Work to be completed: Pull every line with the word "мероприятий" out of the entries below.

____________________

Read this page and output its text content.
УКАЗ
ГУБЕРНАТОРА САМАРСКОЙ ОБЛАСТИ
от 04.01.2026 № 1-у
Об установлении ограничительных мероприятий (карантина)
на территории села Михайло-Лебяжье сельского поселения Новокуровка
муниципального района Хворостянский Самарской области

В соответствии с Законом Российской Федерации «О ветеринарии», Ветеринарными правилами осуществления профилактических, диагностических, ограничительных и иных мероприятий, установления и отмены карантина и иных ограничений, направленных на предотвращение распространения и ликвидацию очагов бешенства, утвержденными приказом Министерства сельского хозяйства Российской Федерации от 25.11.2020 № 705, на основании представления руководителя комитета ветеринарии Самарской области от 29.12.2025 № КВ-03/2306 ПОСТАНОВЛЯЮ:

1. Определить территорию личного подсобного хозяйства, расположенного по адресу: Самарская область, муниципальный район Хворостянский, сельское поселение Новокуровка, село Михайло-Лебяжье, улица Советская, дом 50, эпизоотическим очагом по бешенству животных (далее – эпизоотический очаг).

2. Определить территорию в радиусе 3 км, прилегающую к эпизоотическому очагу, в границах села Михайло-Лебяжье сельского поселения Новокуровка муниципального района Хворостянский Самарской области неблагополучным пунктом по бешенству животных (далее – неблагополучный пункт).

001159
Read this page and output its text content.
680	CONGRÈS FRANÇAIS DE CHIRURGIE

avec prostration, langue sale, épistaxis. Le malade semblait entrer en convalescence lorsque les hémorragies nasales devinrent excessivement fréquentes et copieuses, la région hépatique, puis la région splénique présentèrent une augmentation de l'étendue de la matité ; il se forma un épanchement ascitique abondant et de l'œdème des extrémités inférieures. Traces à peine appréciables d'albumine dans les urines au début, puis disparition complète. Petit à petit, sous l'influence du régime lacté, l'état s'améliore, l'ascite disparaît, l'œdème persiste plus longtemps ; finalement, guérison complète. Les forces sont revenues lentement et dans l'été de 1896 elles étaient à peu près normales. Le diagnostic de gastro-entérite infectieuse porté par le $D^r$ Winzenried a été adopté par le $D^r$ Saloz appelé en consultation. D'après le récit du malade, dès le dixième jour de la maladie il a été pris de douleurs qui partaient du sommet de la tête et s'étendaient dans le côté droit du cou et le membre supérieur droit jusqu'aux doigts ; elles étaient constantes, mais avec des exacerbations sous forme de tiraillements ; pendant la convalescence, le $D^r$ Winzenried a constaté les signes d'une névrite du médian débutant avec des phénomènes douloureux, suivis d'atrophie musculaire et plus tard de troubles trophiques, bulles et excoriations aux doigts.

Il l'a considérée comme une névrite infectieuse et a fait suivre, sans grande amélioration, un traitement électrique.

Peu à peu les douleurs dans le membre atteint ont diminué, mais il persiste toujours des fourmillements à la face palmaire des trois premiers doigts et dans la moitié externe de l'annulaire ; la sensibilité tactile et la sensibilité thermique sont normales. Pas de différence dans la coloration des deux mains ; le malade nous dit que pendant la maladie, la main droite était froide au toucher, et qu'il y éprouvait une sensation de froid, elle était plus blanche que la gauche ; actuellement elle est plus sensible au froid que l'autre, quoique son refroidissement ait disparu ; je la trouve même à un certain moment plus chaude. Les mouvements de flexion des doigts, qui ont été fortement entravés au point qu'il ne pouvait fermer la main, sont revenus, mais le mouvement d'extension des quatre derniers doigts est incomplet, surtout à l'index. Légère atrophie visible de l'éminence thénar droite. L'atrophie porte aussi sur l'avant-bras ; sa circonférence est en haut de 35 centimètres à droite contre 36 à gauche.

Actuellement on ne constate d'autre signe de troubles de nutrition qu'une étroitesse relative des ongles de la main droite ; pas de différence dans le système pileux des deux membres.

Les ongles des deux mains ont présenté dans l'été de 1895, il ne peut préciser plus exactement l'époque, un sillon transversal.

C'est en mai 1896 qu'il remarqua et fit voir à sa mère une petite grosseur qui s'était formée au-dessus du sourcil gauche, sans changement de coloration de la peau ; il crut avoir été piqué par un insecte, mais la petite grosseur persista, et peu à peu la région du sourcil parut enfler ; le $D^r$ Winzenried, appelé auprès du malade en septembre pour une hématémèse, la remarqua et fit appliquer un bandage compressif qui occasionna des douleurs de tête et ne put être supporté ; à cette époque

____________________

Answer:
Об установлении ограничительных мероприятий (карантина)
В соответствии с Законом Российской Федерации «О ветеринарии», Ветеринарными правилами осуществления профилактических, диагностических, ограничительных и иных мероприятий, установления и отмены карантина и иных ограничений, направленных на предотвращение распространения и ликвидацию очагов бешенства, утвержденными приказом Министерства сельского хозяйства Российской Федерации от 25.11.2020 № 705, на основании представления руководителя комитета ветеринарии Самарской области от 29.12.2025 № КВ-03/2306 ПОСТАНОВЛЯЮ:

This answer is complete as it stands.